-- Start --

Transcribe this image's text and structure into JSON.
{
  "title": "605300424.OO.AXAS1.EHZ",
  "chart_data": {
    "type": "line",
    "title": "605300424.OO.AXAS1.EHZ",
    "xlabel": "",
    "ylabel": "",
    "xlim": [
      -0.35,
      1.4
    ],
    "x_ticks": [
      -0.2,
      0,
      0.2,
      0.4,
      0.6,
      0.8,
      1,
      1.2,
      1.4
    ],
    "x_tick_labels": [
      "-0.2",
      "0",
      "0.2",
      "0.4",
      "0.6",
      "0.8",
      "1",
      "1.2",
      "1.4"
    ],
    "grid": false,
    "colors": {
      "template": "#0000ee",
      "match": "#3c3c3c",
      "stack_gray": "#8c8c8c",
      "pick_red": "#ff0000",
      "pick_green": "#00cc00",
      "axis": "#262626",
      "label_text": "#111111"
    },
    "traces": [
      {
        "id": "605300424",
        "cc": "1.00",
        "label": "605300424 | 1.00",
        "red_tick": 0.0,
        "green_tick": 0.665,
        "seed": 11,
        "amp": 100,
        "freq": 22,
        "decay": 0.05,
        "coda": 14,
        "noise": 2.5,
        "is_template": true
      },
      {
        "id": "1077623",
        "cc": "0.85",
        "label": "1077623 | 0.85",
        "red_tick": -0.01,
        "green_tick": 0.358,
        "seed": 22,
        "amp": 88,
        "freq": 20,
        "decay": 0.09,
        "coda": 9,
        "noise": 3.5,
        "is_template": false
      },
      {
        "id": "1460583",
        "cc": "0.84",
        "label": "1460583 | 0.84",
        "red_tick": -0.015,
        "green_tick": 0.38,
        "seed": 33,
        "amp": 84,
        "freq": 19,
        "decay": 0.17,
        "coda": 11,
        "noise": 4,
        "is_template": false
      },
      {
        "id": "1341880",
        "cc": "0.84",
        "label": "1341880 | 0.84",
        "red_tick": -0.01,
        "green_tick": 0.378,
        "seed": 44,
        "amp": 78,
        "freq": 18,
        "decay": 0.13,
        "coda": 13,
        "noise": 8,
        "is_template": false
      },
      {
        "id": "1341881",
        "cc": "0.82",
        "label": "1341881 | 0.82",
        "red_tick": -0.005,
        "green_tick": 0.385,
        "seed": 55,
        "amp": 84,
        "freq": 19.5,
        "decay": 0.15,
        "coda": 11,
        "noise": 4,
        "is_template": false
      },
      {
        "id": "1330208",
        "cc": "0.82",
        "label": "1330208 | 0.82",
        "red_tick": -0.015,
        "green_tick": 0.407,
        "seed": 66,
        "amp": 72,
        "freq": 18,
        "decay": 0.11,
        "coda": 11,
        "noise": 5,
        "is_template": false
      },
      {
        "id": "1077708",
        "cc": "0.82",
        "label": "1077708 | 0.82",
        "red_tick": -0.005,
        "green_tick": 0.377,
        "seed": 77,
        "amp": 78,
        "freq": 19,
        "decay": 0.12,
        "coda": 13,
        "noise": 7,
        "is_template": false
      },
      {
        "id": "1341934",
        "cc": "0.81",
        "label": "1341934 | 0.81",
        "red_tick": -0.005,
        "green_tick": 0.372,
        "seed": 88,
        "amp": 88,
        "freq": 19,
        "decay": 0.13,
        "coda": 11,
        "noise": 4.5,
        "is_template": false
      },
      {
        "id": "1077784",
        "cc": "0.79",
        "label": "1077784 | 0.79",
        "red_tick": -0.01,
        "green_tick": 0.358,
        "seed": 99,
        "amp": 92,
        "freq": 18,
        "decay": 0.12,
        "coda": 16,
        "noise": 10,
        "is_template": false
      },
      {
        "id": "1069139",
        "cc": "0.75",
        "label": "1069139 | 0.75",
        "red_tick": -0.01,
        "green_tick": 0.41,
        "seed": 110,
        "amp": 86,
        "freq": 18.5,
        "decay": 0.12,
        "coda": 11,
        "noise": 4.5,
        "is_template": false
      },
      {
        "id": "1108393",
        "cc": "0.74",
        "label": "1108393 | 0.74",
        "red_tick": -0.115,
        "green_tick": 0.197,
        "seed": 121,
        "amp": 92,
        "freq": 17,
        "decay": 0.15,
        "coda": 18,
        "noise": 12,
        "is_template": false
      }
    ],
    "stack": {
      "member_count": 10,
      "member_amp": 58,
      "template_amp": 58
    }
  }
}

-- End --

== Exercise details ==
Copy out the material above in its entirety. Every detail must match.

== The completed task ==
Transcribe this image's text and structure into JSON.
{
  "title": "605300424.OO.AXAS1.EHZ",
  "chart_data": {
    "type": "line",
    "title": "605300424.OO.AXAS1.EHZ",
    "xlabel": "",
    "ylabel": "",
    "xlim": [
      -0.35,
      1.4
    ],
    "x_ticks": [
      -0.2,
      0,
      0.2,
      0.4,
      0.6,
      0.8,
      1,
      1.2,
      1.4
    ],
    "x_tick_labels": [
      "-0.2",
      "0",
      "0.2",
      "0.4",
      "0.6",
      "0.8",
      "1",
      "1.2",
      "1.4"
    ],
    "grid": false,
    "colors": {
      "template": "#0000ee",
      "match": "#3c3c3c",
      "stack_gray": "#8c8c8c",
      "pick_red": "#ff0000",
      "pick_green": "#00cc00",
      "axis": "#262626",
      "label_text": "#111111"
    },
    "traces": [
      {
        "id": "605300424",
        "cc": "1.00",
        "label": "605300424 | 1.00",
        "red_tick": 0.0,
        "green_tick": 0.665,
        "seed": 11,
        "amp": 100,
        "freq": 22,
        "decay": 0.05,
        "coda": 14,
        "noise": 2.5,
        "is_template": true
      },
      {
        "id": "1077623",
        "cc": "0.85",
        "label": "1077623 | 0.85",
        "red_tick": -0.01,
        "green_tick": 0.358,
        "seed": 22,
        "amp": 88,
        "freq": 20,
        "decay": 0.09,
        "coda": 9,
        "noise": 3.5,
        "is_template": false
      },
      {
        "id": "1460583",
        "cc": "0.84",
        "label": "1460583 | 0.84",
        "red_tick": -0.015,
        "green_tick": 0.38,
        "seed": 33,
        "amp": 84,
        "freq": 19,
        "decay": 0.17,
        "coda": 11,
        "noise": 4,
        "is_template": false
      },
      {
        "id": "1341880",
        "cc": "0.84",
        "label": "1341880 | 0.84",
        "red_tick": -0.01,
        "green_tick": 0.378,
        "seed": 44,
        "amp": 78,
        "freq": 18,
        "decay": 0.13,
        "coda": 13,
        "noise": 8,
        "is_template": false
      },
      {
        "id": "1341881",
        "cc": "0.82",
        "label": "1341881 | 0.82",
        "red_tick": -0.005,
        "green_tick": 0.385,
        "seed": 55,
        "amp": 84,
        "freq": 19.5,
        "decay": 0.15,
        "coda": 11,
        "noise": 4,
        "is_template": false
      },
      {
        "id": "1330208",
        "cc": "0.82",
        "label": "1330208 | 0.82",
        "red_tick": -0.015,
        "green_tick": 0.407,
        "seed": 66,
        "amp": 72,
        "freq": 18,
        "decay": 0.11,
        "coda": 11,
        "noise": 5,
        "is_template": false
      },
      {
        "id": "1077708",
        "cc": "0.82",
        "label": "1077708 | 0.82",
        "red_tick": -0.005,
        "green_tick": 0.377,
        "seed": 77,
        "amp": 78,
        "freq": 19,
        "decay": 0.12,
        "coda": 13,
        "noise": 7,
        "is_template": false
      },
      {
        "id": "1341934",
        "cc": "0.81",
        "label": "1341934 | 0.81",
        "red_tick": -0.005,
        "green_tick": 0.372,
        "seed": 88,
        "amp": 88,
        "freq": 19,
        "decay": 0.13,
        "coda": 11,
        "noise": 4.5,
        "is_template": false
      },
      {
        "id": "1077784",
        "cc": "0.79",
        "label": "1077784 | 0.79",
        "red_tick": -0.01,
        "green_tick": 0.358,
        "seed": 99,
        "amp": 92,
        "freq": 18,
        "decay": 0.12,
        "coda": 16,
        "noise": 10,
        "is_template": false
      },
      {
        "id": "1069139",
        "cc": "0.75",
        "label": "1069139 | 0.75",
        "red_tick": -0.01,
        "green_tick": 0.41,
        "seed": 110,
        "amp": 86,
        "freq": 18.5,
        "decay": 0.12,
        "coda": 11,
        "noise": 4.5,
        "is_template": false
      },
      {
        "id": "1108393",
        "cc": "0.74",
        "label": "1108393 | 0.74",
        "red_tick": -0.115,
        "green_tick": 0.197,
        "seed": 121,
        "amp": 92,
        "freq": 17,
        "decay": 0.15,
        "coda": 18,
        "noise": 12,
        "is_template": false
      }
    ],
    "stack": {
      "member_count": 10,
      "member_amp": 58,
      "template_amp": 58
    }
  }
}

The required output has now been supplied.